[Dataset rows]
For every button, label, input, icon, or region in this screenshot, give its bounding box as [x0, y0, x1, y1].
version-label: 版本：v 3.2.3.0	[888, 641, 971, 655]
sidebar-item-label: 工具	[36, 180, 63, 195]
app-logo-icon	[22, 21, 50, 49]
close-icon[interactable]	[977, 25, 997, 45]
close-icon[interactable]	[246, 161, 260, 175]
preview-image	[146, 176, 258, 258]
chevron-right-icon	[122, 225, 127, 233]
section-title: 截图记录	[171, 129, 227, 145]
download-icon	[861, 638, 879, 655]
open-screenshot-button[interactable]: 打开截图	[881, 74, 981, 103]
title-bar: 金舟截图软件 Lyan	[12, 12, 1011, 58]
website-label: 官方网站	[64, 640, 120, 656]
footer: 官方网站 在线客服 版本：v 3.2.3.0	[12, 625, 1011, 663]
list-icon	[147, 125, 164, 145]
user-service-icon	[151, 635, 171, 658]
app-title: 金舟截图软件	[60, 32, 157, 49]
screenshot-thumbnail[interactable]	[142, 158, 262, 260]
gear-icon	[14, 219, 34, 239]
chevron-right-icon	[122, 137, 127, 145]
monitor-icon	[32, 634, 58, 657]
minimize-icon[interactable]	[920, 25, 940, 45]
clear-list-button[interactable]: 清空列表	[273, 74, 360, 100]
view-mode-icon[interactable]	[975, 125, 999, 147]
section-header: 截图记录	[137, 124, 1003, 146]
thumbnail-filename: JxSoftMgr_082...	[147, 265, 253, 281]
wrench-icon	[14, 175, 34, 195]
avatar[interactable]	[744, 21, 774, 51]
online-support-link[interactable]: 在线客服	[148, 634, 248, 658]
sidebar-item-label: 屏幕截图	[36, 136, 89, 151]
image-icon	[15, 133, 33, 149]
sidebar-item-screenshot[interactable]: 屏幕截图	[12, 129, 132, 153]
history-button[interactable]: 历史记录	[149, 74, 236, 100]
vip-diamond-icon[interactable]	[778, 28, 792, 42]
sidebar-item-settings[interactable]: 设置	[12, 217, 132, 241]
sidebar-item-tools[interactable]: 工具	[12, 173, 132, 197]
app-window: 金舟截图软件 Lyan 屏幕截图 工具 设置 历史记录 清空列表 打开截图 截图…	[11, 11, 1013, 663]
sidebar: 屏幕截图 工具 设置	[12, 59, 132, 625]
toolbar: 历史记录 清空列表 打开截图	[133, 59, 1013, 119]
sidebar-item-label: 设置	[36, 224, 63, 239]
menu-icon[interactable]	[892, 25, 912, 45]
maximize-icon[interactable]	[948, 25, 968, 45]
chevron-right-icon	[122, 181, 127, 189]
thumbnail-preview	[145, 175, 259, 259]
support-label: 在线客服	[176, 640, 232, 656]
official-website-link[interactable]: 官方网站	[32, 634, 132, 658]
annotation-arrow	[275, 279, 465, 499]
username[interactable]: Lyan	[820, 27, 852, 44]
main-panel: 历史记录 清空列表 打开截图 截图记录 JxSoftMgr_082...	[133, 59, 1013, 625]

§ REQUIRED WORK:
Copy the material above line for line, with no changes.

§ OUTPUT BELOW:
For every button, label, input, icon, or region in this screenshot, give its bounding box as [x0, y0, x1, y1].
version-label: 版本：v 3.2.3.0	[888, 641, 971, 655]
sidebar-item-label: 工具	[36, 180, 63, 195]
app-logo-icon	[22, 21, 50, 49]
close-icon[interactable]	[977, 25, 997, 45]
close-icon[interactable]	[246, 161, 260, 175]
preview-image	[146, 176, 258, 258]
chevron-right-icon	[122, 225, 127, 233]
section-title: 截图记录	[171, 129, 227, 145]
download-icon	[861, 638, 879, 655]
open-screenshot-button[interactable]: 打开截图	[881, 74, 981, 103]
title-bar: 金舟截图软件 Lyan	[12, 12, 1011, 58]
website-label: 官方网站	[64, 640, 120, 656]
footer: 官方网站 在线客服 版本：v 3.2.3.0	[12, 625, 1011, 663]
list-icon	[147, 125, 164, 145]
user-service-icon	[151, 635, 171, 658]
app-title: 金舟截图软件	[60, 32, 157, 49]
screenshot-thumbnail[interactable]	[142, 158, 262, 260]
gear-icon	[14, 219, 34, 239]
chevron-right-icon	[122, 137, 127, 145]
monitor-icon	[32, 634, 58, 657]
minimize-icon[interactable]	[920, 25, 940, 45]
clear-list-button[interactable]: 清空列表	[273, 74, 360, 100]
view-mode-icon[interactable]	[975, 125, 999, 147]
section-header: 截图记录	[137, 124, 1003, 146]
thumbnail-filename: JxSoftMgr_082...	[147, 265, 253, 281]
wrench-icon	[14, 175, 34, 195]
avatar[interactable]	[744, 21, 774, 51]
online-support-link[interactable]: 在线客服	[148, 634, 248, 658]
sidebar-item-label: 屏幕截图	[36, 136, 89, 151]
image-icon	[15, 133, 33, 149]
sidebar-item-screenshot[interactable]: 屏幕截图	[12, 129, 132, 153]
history-button[interactable]: 历史记录	[149, 74, 236, 100]
vip-diamond-icon[interactable]	[778, 28, 792, 42]
sidebar-item-settings[interactable]: 设置	[12, 217, 132, 241]
sidebar-item-tools[interactable]: 工具	[12, 173, 132, 197]
app-window: 金舟截图软件 Lyan 屏幕截图 工具 设置 历史记录 清空列表 打开截图 截图…	[11, 11, 1013, 663]
sidebar: 屏幕截图 工具 设置	[12, 59, 132, 625]
toolbar: 历史记录 清空列表 打开截图	[133, 59, 1013, 119]
sidebar-item-label: 设置	[36, 224, 63, 239]
menu-icon[interactable]	[892, 25, 912, 45]
maximize-icon[interactable]	[948, 25, 968, 45]
chevron-right-icon	[122, 181, 127, 189]
thumbnail-preview	[145, 175, 259, 259]
support-label: 在线客服	[176, 640, 232, 656]
official-website-link[interactable]: 官方网站	[32, 634, 132, 658]
annotation-arrow	[275, 279, 465, 499]
username[interactable]: Lyan	[820, 27, 852, 44]
main-panel: 历史记录 清空列表 打开截图 截图记录 JxSoftMgr_082...	[133, 59, 1013, 625]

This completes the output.